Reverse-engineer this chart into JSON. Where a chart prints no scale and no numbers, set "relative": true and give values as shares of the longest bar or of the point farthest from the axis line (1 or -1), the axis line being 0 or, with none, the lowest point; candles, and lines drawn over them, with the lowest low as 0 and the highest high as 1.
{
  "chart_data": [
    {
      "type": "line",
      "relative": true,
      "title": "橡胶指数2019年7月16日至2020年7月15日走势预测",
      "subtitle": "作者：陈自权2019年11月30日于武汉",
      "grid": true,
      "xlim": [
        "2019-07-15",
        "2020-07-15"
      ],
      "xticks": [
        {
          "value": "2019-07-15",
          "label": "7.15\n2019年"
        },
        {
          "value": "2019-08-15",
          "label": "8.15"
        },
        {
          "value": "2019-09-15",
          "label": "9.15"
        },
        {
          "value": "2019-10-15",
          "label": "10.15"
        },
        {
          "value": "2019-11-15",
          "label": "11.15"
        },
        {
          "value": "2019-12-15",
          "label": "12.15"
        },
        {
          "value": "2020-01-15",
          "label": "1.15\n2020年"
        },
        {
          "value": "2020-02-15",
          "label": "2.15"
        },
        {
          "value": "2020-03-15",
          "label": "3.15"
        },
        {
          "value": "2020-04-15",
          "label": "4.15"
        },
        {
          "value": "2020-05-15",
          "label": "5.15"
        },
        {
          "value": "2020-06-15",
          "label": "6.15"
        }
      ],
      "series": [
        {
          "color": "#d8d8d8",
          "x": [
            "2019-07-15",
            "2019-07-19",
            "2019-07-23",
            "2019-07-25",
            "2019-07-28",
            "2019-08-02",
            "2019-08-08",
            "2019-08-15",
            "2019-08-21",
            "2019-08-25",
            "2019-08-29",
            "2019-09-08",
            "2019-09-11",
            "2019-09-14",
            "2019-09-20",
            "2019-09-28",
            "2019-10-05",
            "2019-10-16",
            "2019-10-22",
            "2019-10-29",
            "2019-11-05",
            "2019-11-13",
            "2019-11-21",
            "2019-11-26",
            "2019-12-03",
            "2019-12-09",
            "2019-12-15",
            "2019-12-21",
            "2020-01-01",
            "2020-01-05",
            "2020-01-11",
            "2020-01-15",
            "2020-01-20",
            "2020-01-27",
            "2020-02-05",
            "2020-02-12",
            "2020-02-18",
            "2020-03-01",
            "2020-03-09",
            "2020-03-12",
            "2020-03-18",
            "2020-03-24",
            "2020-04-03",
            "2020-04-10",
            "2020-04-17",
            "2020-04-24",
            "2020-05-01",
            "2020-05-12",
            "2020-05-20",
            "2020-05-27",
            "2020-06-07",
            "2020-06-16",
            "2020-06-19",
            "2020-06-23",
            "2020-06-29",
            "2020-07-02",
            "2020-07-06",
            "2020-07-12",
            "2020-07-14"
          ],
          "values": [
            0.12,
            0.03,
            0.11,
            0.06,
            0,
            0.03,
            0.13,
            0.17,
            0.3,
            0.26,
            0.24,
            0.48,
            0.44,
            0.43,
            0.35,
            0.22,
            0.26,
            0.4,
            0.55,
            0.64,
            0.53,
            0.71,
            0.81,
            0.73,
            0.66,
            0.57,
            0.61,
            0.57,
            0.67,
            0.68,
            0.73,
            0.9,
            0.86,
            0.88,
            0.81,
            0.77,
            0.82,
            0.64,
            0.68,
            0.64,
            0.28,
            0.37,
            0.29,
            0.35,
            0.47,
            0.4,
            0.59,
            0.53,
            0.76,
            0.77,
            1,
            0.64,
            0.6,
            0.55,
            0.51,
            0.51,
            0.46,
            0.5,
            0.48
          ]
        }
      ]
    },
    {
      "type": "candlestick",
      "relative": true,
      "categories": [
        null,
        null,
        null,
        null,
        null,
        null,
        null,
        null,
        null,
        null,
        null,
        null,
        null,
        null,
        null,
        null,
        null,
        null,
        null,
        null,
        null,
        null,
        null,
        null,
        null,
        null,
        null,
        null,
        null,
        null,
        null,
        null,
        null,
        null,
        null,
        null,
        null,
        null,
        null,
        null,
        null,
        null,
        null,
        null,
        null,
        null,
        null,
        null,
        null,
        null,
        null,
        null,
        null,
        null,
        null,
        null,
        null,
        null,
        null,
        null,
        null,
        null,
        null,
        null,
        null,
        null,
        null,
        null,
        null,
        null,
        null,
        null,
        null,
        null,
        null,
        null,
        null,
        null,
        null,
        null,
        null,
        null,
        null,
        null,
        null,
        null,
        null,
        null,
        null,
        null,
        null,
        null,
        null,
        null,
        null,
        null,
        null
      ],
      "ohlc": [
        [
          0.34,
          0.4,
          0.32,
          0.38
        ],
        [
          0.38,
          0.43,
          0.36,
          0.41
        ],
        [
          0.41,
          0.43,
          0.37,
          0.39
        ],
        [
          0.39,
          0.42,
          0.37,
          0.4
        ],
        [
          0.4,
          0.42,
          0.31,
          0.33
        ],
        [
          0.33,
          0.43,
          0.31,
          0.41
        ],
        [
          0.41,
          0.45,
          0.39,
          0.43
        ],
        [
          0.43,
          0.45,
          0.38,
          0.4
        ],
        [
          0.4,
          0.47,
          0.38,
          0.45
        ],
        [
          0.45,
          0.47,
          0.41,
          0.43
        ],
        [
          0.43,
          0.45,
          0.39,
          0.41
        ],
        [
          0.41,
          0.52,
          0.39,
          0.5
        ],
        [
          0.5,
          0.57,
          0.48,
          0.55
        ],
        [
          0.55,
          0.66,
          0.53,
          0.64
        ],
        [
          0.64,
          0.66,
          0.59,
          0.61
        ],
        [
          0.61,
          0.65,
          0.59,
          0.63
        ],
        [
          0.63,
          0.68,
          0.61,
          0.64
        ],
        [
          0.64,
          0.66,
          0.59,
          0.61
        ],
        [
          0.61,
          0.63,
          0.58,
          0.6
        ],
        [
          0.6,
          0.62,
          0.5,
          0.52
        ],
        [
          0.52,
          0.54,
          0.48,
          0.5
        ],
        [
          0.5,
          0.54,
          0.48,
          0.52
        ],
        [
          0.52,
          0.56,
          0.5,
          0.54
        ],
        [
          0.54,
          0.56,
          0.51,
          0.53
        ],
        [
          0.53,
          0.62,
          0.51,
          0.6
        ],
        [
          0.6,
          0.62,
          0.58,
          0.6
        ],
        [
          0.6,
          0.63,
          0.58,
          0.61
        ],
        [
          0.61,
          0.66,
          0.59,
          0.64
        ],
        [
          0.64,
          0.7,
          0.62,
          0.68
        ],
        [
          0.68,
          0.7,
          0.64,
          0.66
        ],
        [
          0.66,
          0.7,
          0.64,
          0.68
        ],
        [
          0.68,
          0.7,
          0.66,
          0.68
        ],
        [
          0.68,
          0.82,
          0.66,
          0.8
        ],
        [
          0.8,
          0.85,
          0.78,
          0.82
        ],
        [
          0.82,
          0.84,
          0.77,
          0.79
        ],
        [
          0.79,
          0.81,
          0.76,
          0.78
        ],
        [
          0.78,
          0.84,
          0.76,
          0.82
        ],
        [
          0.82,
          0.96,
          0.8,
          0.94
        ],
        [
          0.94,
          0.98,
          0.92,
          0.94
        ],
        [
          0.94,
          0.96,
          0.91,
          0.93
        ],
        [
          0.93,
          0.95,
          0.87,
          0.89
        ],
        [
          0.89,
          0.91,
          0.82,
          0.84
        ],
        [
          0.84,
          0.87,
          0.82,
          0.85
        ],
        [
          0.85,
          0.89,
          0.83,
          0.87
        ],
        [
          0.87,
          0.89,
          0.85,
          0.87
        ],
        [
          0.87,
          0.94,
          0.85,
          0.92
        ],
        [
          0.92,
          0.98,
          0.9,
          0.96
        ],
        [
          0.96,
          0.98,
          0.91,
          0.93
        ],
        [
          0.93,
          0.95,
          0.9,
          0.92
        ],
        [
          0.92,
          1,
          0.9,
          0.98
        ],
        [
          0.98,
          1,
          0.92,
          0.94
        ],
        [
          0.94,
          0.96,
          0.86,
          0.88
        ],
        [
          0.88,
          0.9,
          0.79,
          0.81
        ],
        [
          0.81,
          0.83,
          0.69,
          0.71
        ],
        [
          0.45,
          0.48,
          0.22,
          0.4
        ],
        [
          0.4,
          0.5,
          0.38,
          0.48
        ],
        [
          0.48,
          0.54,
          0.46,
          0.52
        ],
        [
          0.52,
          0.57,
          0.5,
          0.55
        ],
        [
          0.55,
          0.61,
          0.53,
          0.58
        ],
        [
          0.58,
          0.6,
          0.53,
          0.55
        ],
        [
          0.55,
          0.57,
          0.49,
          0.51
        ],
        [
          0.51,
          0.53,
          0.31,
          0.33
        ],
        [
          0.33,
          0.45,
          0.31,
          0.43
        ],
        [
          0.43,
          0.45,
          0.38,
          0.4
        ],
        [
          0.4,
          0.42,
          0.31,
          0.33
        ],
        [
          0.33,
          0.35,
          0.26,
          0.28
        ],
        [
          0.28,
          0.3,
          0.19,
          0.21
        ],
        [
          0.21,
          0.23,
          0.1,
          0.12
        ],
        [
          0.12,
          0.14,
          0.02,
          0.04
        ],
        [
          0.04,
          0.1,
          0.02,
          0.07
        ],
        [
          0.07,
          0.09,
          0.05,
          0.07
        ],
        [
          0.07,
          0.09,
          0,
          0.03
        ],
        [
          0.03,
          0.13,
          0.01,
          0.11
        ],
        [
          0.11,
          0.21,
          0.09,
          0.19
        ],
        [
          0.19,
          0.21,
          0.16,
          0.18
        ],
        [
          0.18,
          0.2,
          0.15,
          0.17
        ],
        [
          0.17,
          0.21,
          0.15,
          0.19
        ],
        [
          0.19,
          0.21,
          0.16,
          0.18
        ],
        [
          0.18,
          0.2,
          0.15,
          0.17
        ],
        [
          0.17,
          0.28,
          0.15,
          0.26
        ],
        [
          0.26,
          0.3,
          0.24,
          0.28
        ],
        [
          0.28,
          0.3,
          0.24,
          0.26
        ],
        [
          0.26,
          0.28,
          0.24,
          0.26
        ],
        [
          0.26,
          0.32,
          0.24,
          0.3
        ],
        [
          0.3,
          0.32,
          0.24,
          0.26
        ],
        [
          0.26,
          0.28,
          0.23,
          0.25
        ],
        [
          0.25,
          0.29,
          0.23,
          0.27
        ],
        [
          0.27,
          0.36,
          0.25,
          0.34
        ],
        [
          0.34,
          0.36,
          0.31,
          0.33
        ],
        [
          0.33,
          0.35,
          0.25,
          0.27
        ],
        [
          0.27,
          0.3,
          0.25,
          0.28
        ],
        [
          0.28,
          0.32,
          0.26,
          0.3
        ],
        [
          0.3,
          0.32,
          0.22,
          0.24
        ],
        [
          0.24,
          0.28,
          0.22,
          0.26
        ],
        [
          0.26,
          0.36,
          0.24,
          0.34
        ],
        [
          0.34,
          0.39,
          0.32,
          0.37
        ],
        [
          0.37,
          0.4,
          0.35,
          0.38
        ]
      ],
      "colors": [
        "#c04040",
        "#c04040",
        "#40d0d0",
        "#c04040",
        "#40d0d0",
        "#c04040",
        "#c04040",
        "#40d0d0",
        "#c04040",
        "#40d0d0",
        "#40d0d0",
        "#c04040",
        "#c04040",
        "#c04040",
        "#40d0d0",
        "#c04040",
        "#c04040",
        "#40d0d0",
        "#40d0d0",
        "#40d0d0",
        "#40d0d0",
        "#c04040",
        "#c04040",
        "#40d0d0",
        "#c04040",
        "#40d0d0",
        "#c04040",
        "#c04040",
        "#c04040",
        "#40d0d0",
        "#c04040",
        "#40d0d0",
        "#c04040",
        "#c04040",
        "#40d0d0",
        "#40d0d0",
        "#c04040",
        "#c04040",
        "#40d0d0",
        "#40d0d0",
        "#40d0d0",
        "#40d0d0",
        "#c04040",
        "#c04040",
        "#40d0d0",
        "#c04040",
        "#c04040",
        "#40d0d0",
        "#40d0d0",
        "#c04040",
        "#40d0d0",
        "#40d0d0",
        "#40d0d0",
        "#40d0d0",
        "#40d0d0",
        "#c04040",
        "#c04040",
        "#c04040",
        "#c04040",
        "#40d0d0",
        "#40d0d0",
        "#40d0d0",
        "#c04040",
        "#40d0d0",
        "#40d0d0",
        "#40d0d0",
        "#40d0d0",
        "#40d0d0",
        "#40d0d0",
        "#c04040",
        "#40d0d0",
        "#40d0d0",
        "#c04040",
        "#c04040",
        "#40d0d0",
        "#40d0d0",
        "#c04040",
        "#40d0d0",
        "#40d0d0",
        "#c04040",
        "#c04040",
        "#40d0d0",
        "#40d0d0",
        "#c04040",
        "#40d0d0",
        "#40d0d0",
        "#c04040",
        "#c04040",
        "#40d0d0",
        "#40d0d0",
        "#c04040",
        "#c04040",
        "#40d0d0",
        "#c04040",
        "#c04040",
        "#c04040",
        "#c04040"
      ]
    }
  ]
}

----------

▶ [To be done]: Return every line in the listing that contains the word "label".

▶ [Solution to this exercise]:
          "label": "7.15\n2019年"
          "label": "8.15"
          "label": "9.15"
          "label": "10.15"
          "label": "11.15"
          "label": "12.15"
          "label": "1.15\n2020年"
          "label": "2.15"
          "label": "3.15"
          "label": "4.15"
          "label": "5.15"
          "label": "6.15"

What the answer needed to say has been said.